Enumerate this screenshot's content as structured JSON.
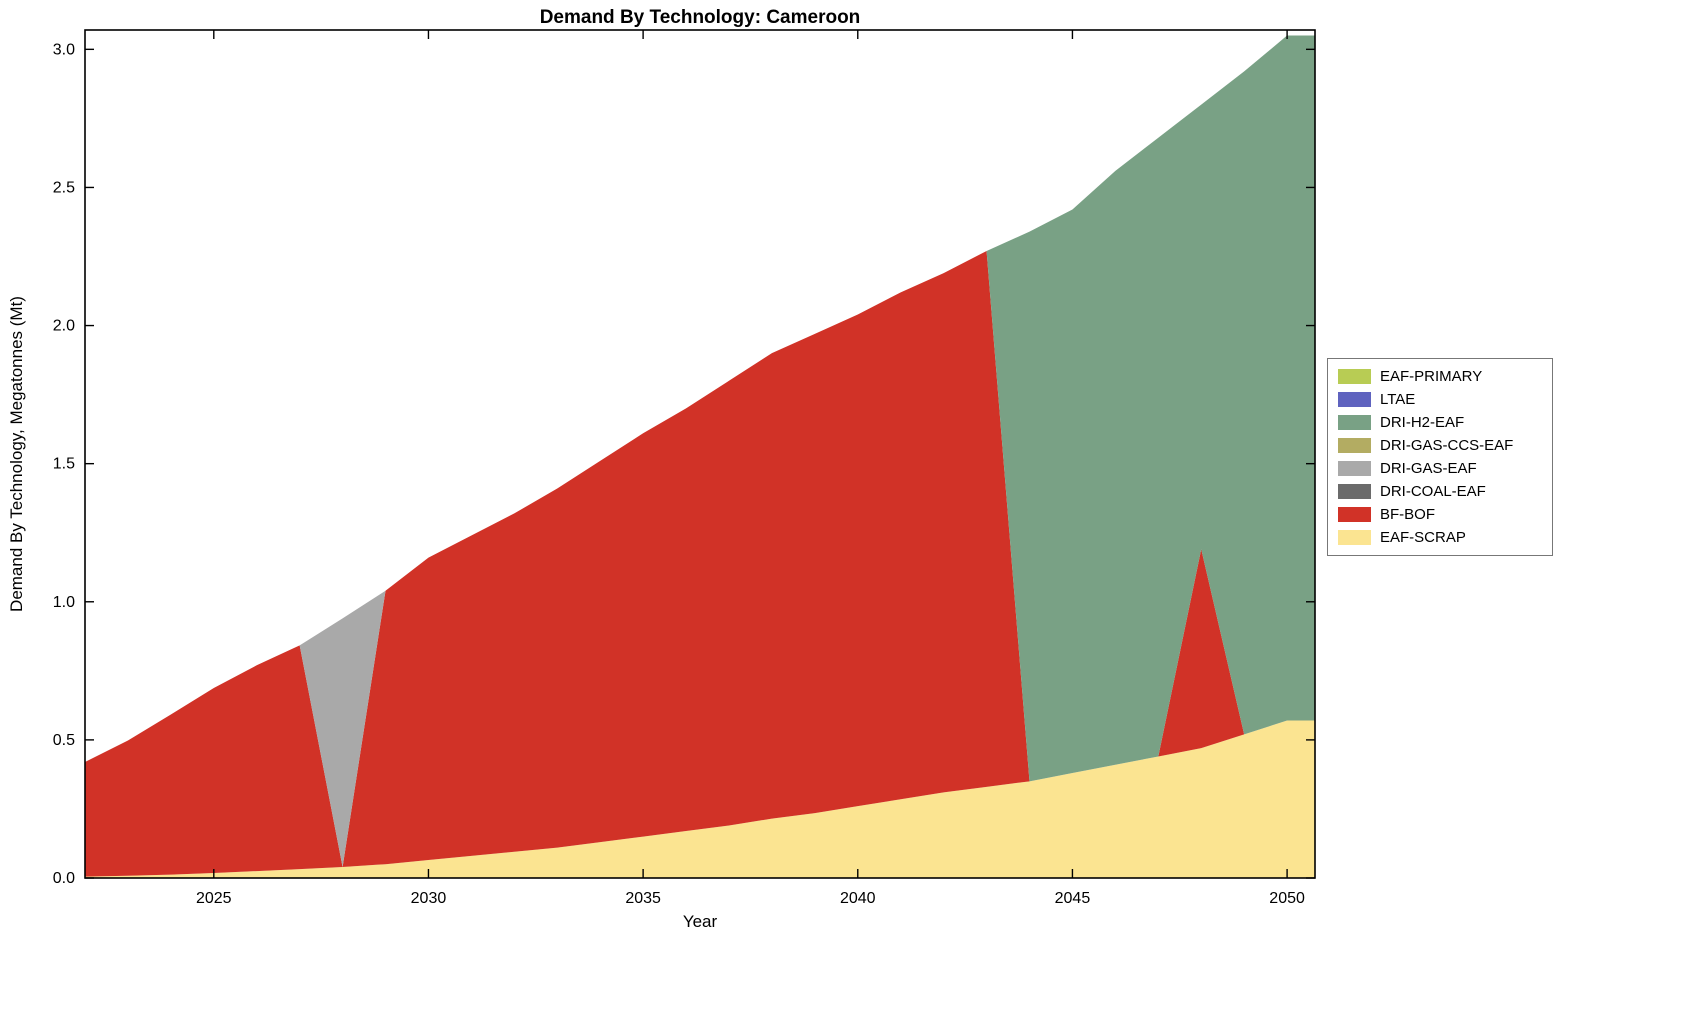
{
  "title": "Demand By Technology: Cameroon",
  "axes": {
    "xlabel": "Year",
    "ylabel": "Demand By Technology, Megatonnes (Mt)"
  },
  "chart_data": {
    "type": "area",
    "stacked": true,
    "title": "Demand By Technology: Cameroon",
    "xlabel": "Year",
    "ylabel": "Demand By Technology, Megatonnes (Mt)",
    "xlim": [
      2022,
      2050.65
    ],
    "ylim": [
      0,
      3.07
    ],
    "grid": false,
    "xticks": [
      2025,
      2030,
      2035,
      2040,
      2045,
      2050
    ],
    "yticks": [
      0,
      0.5,
      1.0,
      1.5,
      2.0,
      2.5,
      3.0
    ],
    "ytick_labels": [
      "0.0",
      "0.5",
      "1.0",
      "1.5",
      "2.0",
      "2.5",
      "3.0"
    ],
    "x": [
      2022,
      2023,
      2024,
      2025,
      2026,
      2027,
      2028,
      2029,
      2030,
      2031,
      2032,
      2033,
      2034,
      2035,
      2036,
      2037,
      2038,
      2039,
      2040,
      2041,
      2042,
      2043,
      2044,
      2045,
      2046,
      2047,
      2048,
      2049,
      2050
    ],
    "series": [
      {
        "name": "EAF-SCRAP",
        "color": "#fbe491",
        "values": [
          0.005,
          0.008,
          0.012,
          0.018,
          0.025,
          0.032,
          0.04,
          0.05,
          0.065,
          0.08,
          0.095,
          0.11,
          0.13,
          0.15,
          0.17,
          0.19,
          0.215,
          0.235,
          0.26,
          0.285,
          0.31,
          0.33,
          0.35,
          0.38,
          0.41,
          0.44,
          0.47,
          0.52,
          0.57
        ]
      },
      {
        "name": "BF-BOF",
        "color": "#d13227",
        "values": [
          0.415,
          0.49,
          0.58,
          0.67,
          0.745,
          0.81,
          0,
          0.99,
          1.095,
          1.16,
          1.225,
          1.3,
          1.38,
          1.46,
          1.53,
          1.61,
          1.685,
          1.735,
          1.78,
          1.835,
          1.88,
          1.94,
          0,
          0,
          0,
          0,
          0.72,
          0,
          0
        ]
      },
      {
        "name": "DRI-COAL-EAF",
        "color": "#6b6b6b",
        "values": [
          0,
          0,
          0,
          0,
          0,
          0,
          0,
          0,
          0,
          0,
          0,
          0,
          0,
          0,
          0,
          0,
          0,
          0,
          0,
          0,
          0,
          0,
          0,
          0,
          0,
          0,
          0,
          0,
          0
        ]
      },
      {
        "name": "DRI-GAS-EAF",
        "color": "#a9a9a9",
        "values": [
          0,
          0,
          0,
          0,
          0,
          0,
          0.9,
          0,
          0,
          0,
          0,
          0,
          0,
          0,
          0,
          0,
          0,
          0,
          0,
          0,
          0,
          0,
          0,
          0,
          0,
          0,
          0,
          0,
          0
        ]
      },
      {
        "name": "DRI-GAS-CCS-EAF",
        "color": "#b3ac62",
        "values": [
          0,
          0,
          0,
          0,
          0,
          0,
          0,
          0,
          0,
          0,
          0,
          0,
          0,
          0,
          0,
          0,
          0,
          0,
          0,
          0,
          0,
          0,
          0,
          0,
          0,
          0,
          0,
          0,
          0
        ]
      },
      {
        "name": "DRI-H2-EAF",
        "color": "#79a185",
        "values": [
          0,
          0,
          0,
          0,
          0,
          0,
          0,
          0,
          0,
          0,
          0,
          0,
          0,
          0,
          0,
          0,
          0,
          0,
          0,
          0,
          0,
          0,
          1.99,
          2.04,
          2.15,
          2.24,
          1.61,
          2.4,
          2.48
        ]
      },
      {
        "name": "LTAE",
        "color": "#5f63bf",
        "values": [
          0,
          0,
          0,
          0,
          0,
          0,
          0,
          0,
          0,
          0,
          0,
          0,
          0,
          0,
          0,
          0,
          0,
          0,
          0,
          0,
          0,
          0,
          0,
          0,
          0,
          0,
          0,
          0,
          0
        ]
      },
      {
        "name": "EAF-PRIMARY",
        "color": "#b8cc54",
        "values": [
          0,
          0,
          0,
          0,
          0,
          0,
          0,
          0,
          0,
          0,
          0,
          0,
          0,
          0,
          0,
          0,
          0,
          0,
          0,
          0,
          0,
          0,
          0,
          0,
          0,
          0,
          0,
          0,
          0
        ]
      }
    ],
    "legend": {
      "position": "right-outside",
      "entries": [
        {
          "label": "EAF-PRIMARY",
          "color": "#b8cc54"
        },
        {
          "label": "LTAE",
          "color": "#5f63bf"
        },
        {
          "label": "DRI-H2-EAF",
          "color": "#79a185"
        },
        {
          "label": "DRI-GAS-CCS-EAF",
          "color": "#b3ac62"
        },
        {
          "label": "DRI-GAS-EAF",
          "color": "#a9a9a9"
        },
        {
          "label": "DRI-COAL-EAF",
          "color": "#6b6b6b"
        },
        {
          "label": "BF-BOF",
          "color": "#d13227"
        },
        {
          "label": "EAF-SCRAP",
          "color": "#fbe491"
        }
      ]
    }
  }
}
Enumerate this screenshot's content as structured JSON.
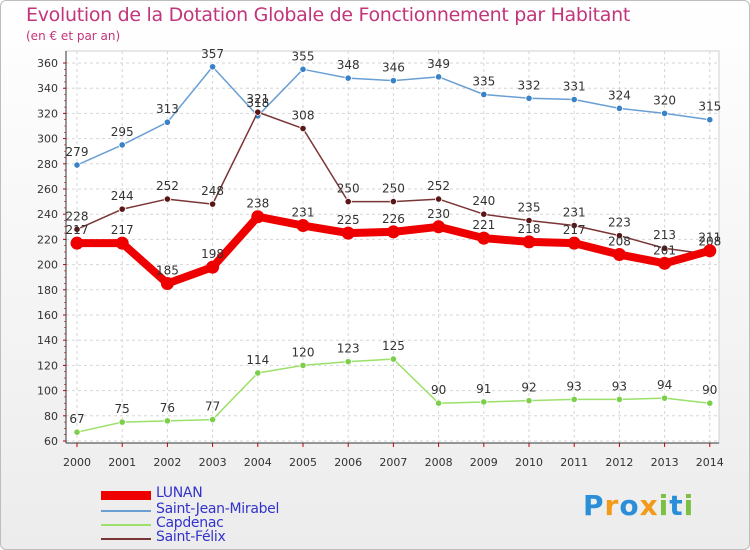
{
  "chart_data": {
    "type": "line",
    "title": "Evolution de la Dotation Globale de Fonctionnement par Habitant",
    "subtitle": "(en € et par an)",
    "xlabel": "",
    "ylabel": "",
    "x": [
      "2000",
      "2001",
      "2002",
      "2003",
      "2004",
      "2005",
      "2006",
      "2007",
      "2008",
      "2009",
      "2010",
      "2011",
      "2012",
      "2013",
      "2014"
    ],
    "ylim": [
      60,
      360
    ],
    "yticks": [
      60,
      80,
      100,
      120,
      140,
      160,
      180,
      200,
      220,
      240,
      260,
      280,
      300,
      320,
      340,
      360
    ],
    "grid": true,
    "legend_position": "bottom-left",
    "series": [
      {
        "name": "Saint-Jean-Mirabel",
        "color": "#6a9fd3",
        "dot": "#3a82c8",
        "values": [
          279,
          295,
          313,
          357,
          318,
          355,
          348,
          346,
          349,
          335,
          332,
          331,
          324,
          320,
          315
        ]
      },
      {
        "name": "Saint-Félix",
        "color": "#7a3535",
        "dot": "#5a1515",
        "values": [
          228,
          244,
          252,
          248,
          321,
          308,
          250,
          250,
          252,
          240,
          235,
          231,
          223,
          213,
          208
        ]
      },
      {
        "name": "Capdenac",
        "color": "#9be06a",
        "dot": "#7ccf4a",
        "values": [
          67,
          75,
          76,
          77,
          114,
          120,
          123,
          125,
          90,
          91,
          92,
          93,
          93,
          94,
          90
        ]
      },
      {
        "name": "LUNAN",
        "color": "#ee0000",
        "dot": "#ee0000",
        "thick": true,
        "values": [
          217,
          217,
          185,
          198,
          238,
          231,
          225,
          226,
          230,
          221,
          218,
          217,
          208,
          201,
          211
        ]
      }
    ]
  },
  "legend": [
    {
      "label": "LUNAN",
      "color": "#ee0000",
      "thick": true
    },
    {
      "label": "Saint-Jean-Mirabel",
      "color": "#6a9fd3",
      "thick": false
    },
    {
      "label": "Capdenac",
      "color": "#9be06a",
      "thick": false
    },
    {
      "label": "Saint-Félix",
      "color": "#7a3535",
      "thick": false
    }
  ],
  "brand": {
    "letters": [
      "P",
      "r",
      "o",
      "x",
      "i",
      "t",
      "i"
    ],
    "colors": [
      "#2a8fd8",
      "#f29a1a",
      "#2a8fd8",
      "#f29a1a",
      "#7bc043",
      "#2a8fd8",
      "#7bc043"
    ]
  }
}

——

Copy out every line of the listing that contains the string "Mirabel".

        "name": "Saint-Jean-Mirabel",
      "label": "Saint-Jean-Mirabel",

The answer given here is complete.